SOURCE MATERIAL
/---

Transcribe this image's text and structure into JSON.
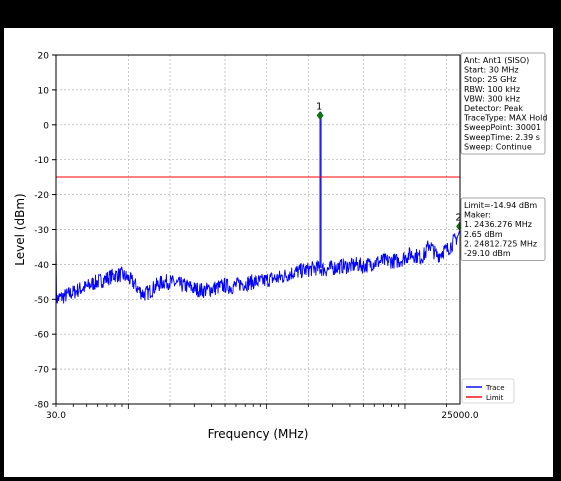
{
  "chart_data": {
    "type": "line",
    "xlabel": "Frequency (MHz)",
    "ylabel": "Level (dBm)",
    "xlim": [
      30.0,
      25000.0
    ],
    "ylim": [
      -80,
      20
    ],
    "x_scale": "log",
    "x_tick_labels": [
      "30.0",
      "25000.0"
    ],
    "y_ticks": [
      20,
      10,
      0,
      -10,
      -20,
      -30,
      -40,
      -50,
      -60,
      -70,
      -80
    ],
    "grid": true,
    "legend_position": "bottom-right",
    "series": [
      {
        "name": "Trace",
        "color": "#0000ff",
        "x": [
          30,
          35,
          40,
          45,
          50,
          55,
          60,
          65,
          70,
          75,
          80,
          90,
          100,
          110,
          120,
          130,
          140,
          150,
          160,
          180,
          200,
          220,
          250,
          280,
          300,
          350,
          400,
          450,
          500,
          550,
          600,
          650,
          700,
          800,
          900,
          1000,
          1100,
          1200,
          1300,
          1400,
          1500,
          1700,
          2000,
          2300,
          2700,
          3000,
          3500,
          4000,
          4500,
          5000,
          5500,
          6000,
          7000,
          8000,
          9000,
          10000,
          11000,
          12000,
          13000,
          14000,
          15000,
          16000,
          17000,
          18000,
          19000,
          20000,
          21000,
          22000,
          23000,
          24000,
          25000
        ],
        "y": [
          -50,
          -49,
          -48,
          -47,
          -46.5,
          -45.5,
          -45,
          -44.5,
          -44,
          -43.5,
          -43,
          -43,
          -44,
          -45.5,
          -47.5,
          -48.5,
          -48,
          -47,
          -46,
          -45,
          -45,
          -45.5,
          -46,
          -46.5,
          -47,
          -47.5,
          -47,
          -46.5,
          -46,
          -46.5,
          -46,
          -45.5,
          -45.5,
          -45,
          -45,
          -44.5,
          -44,
          -44,
          -43.5,
          -43,
          -42.5,
          -42,
          -41.5,
          -41,
          -41.5,
          -41,
          -40.5,
          -40.5,
          -40,
          -40.5,
          -40,
          -39.5,
          -39,
          -39,
          -39,
          -38,
          -37,
          -37.5,
          -38,
          -37,
          -34,
          -36,
          -37.5,
          -37,
          -36,
          -36,
          -35,
          -34,
          -33,
          -32,
          -31
        ]
      },
      {
        "name": "Limit",
        "color": "#ff0000",
        "x": [
          30,
          25000
        ],
        "y": [
          -14.94,
          -14.94
        ]
      }
    ],
    "spike": {
      "x": 2436.276,
      "y": 2.65,
      "base": -41
    },
    "markers": [
      {
        "label": "1",
        "x": 2436.276,
        "y": 2.65
      },
      {
        "label": "2",
        "x": 24812.725,
        "y": -29.1
      }
    ],
    "settings_box": [
      "Ant: Ant1 (SISO)",
      "Start: 30 MHz",
      "Stop: 25 GHz",
      "RBW: 100 kHz",
      "VBW: 300 kHz",
      "Detector: Peak",
      "TraceType: MAX Hold",
      "SweepPoint: 30001",
      "SweepTime: 2.39 s",
      "Sweep: Continue"
    ],
    "marker_box": [
      "Limit=-14.94 dBm",
      "Maker:",
      "1. 2436.276 MHz",
      "     2.65 dBm",
      "2. 24812.725 MHz",
      "     -29.10 dBm"
    ],
    "legend": [
      {
        "name": "Trace",
        "color": "#0000ff"
      },
      {
        "name": "Limit",
        "color": "#ff0000"
      }
    ]
  }
}
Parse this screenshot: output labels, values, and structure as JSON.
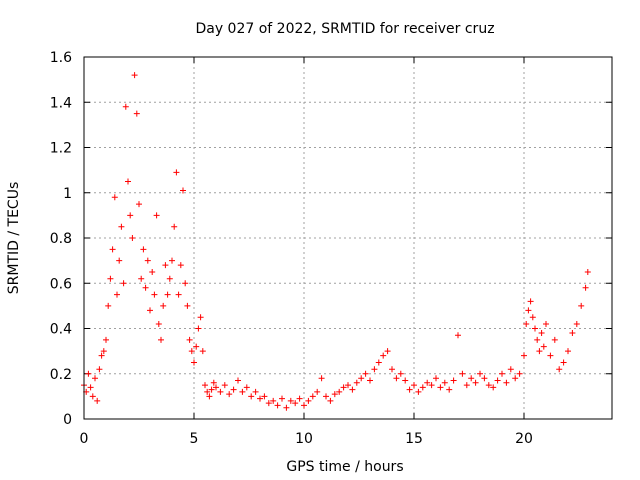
{
  "chart_data": {
    "type": "scatter",
    "title": "Day 027 of 2022, SRMTID for receiver cruz",
    "xlabel": "GPS time / hours",
    "ylabel": "SRMTID / TECUs",
    "xlim": [
      0,
      24
    ],
    "ylim": [
      0,
      1.6
    ],
    "xticks": [
      0,
      5,
      10,
      15,
      20
    ],
    "xtick_labels": [
      "0",
      "5",
      "10",
      "15",
      "20"
    ],
    "yticks": [
      0,
      0.2,
      0.4,
      0.6,
      0.8,
      1.0,
      1.2,
      1.4,
      1.6
    ],
    "ytick_labels": [
      "0",
      "0.2",
      "0.4",
      "0.6",
      "0.8",
      "1",
      "1.2",
      "1.4",
      "1.6"
    ],
    "grid": true,
    "marker": "+",
    "color": "#ff0000",
    "series": [
      {
        "name": "SRMTID",
        "x": [
          0.0,
          0.1,
          0.2,
          0.3,
          0.4,
          0.5,
          0.6,
          0.7,
          0.8,
          0.9,
          1.0,
          1.1,
          1.2,
          1.3,
          1.4,
          1.5,
          1.6,
          1.7,
          1.8,
          1.9,
          2.0,
          2.1,
          2.2,
          2.3,
          2.4,
          2.5,
          2.6,
          2.7,
          2.8,
          2.9,
          3.0,
          3.1,
          3.2,
          3.3,
          3.4,
          3.5,
          3.6,
          3.7,
          3.8,
          3.9,
          4.0,
          4.1,
          4.2,
          4.3,
          4.4,
          4.5,
          4.6,
          4.7,
          4.8,
          4.9,
          5.0,
          5.1,
          5.2,
          5.3,
          5.4,
          5.5,
          5.6,
          5.7,
          5.8,
          5.9,
          6.0,
          6.2,
          6.4,
          6.6,
          6.8,
          7.0,
          7.2,
          7.4,
          7.6,
          7.8,
          8.0,
          8.2,
          8.4,
          8.6,
          8.8,
          9.0,
          9.2,
          9.4,
          9.6,
          9.8,
          10.0,
          10.2,
          10.4,
          10.6,
          10.8,
          11.0,
          11.2,
          11.4,
          11.6,
          11.8,
          12.0,
          12.2,
          12.4,
          12.6,
          12.8,
          13.0,
          13.2,
          13.4,
          13.6,
          13.8,
          14.0,
          14.2,
          14.4,
          14.6,
          14.8,
          15.0,
          15.2,
          15.4,
          15.6,
          15.8,
          16.0,
          16.2,
          16.4,
          16.6,
          16.8,
          17.0,
          17.2,
          17.4,
          17.6,
          17.8,
          18.0,
          18.2,
          18.4,
          18.6,
          18.8,
          19.0,
          19.2,
          19.4,
          19.6,
          19.8,
          20.0,
          20.1,
          20.2,
          20.3,
          20.4,
          20.5,
          20.6,
          20.7,
          20.8,
          20.9,
          21.0,
          21.2,
          21.4,
          21.6,
          21.8,
          22.0,
          22.2,
          22.4,
          22.6,
          22.8,
          22.9
        ],
        "y": [
          0.15,
          0.12,
          0.2,
          0.14,
          0.1,
          0.18,
          0.08,
          0.22,
          0.28,
          0.3,
          0.35,
          0.5,
          0.62,
          0.75,
          0.98,
          0.55,
          0.7,
          0.85,
          0.6,
          1.38,
          1.05,
          0.9,
          0.8,
          1.52,
          1.35,
          0.95,
          0.62,
          0.75,
          0.58,
          0.7,
          0.48,
          0.65,
          0.55,
          0.9,
          0.42,
          0.35,
          0.5,
          0.68,
          0.55,
          0.62,
          0.7,
          0.85,
          1.09,
          0.55,
          0.68,
          1.01,
          0.6,
          0.5,
          0.35,
          0.3,
          0.25,
          0.32,
          0.4,
          0.45,
          0.3,
          0.15,
          0.12,
          0.1,
          0.13,
          0.16,
          0.14,
          0.12,
          0.15,
          0.11,
          0.13,
          0.17,
          0.12,
          0.14,
          0.1,
          0.12,
          0.09,
          0.1,
          0.07,
          0.08,
          0.06,
          0.09,
          0.05,
          0.08,
          0.07,
          0.09,
          0.06,
          0.08,
          0.1,
          0.12,
          0.18,
          0.1,
          0.08,
          0.11,
          0.12,
          0.14,
          0.15,
          0.13,
          0.16,
          0.18,
          0.2,
          0.17,
          0.22,
          0.25,
          0.28,
          0.3,
          0.22,
          0.18,
          0.2,
          0.17,
          0.13,
          0.15,
          0.12,
          0.14,
          0.16,
          0.15,
          0.18,
          0.14,
          0.16,
          0.13,
          0.17,
          0.37,
          0.2,
          0.15,
          0.18,
          0.16,
          0.2,
          0.18,
          0.15,
          0.14,
          0.17,
          0.2,
          0.16,
          0.22,
          0.18,
          0.2,
          0.28,
          0.42,
          0.48,
          0.52,
          0.45,
          0.4,
          0.35,
          0.3,
          0.38,
          0.32,
          0.42,
          0.28,
          0.35,
          0.22,
          0.25,
          0.3,
          0.38,
          0.42,
          0.5,
          0.58,
          0.65
        ]
      }
    ]
  }
}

\---

TASK BRIEF
Show, from the material above, each line that includes the string "SRMTID".

EXERCISE RESULT
    "title": "Day 027 of 2022, SRMTID for receiver cruz",
    "ylabel": "SRMTID / TECUs",
        "name": "SRMTID",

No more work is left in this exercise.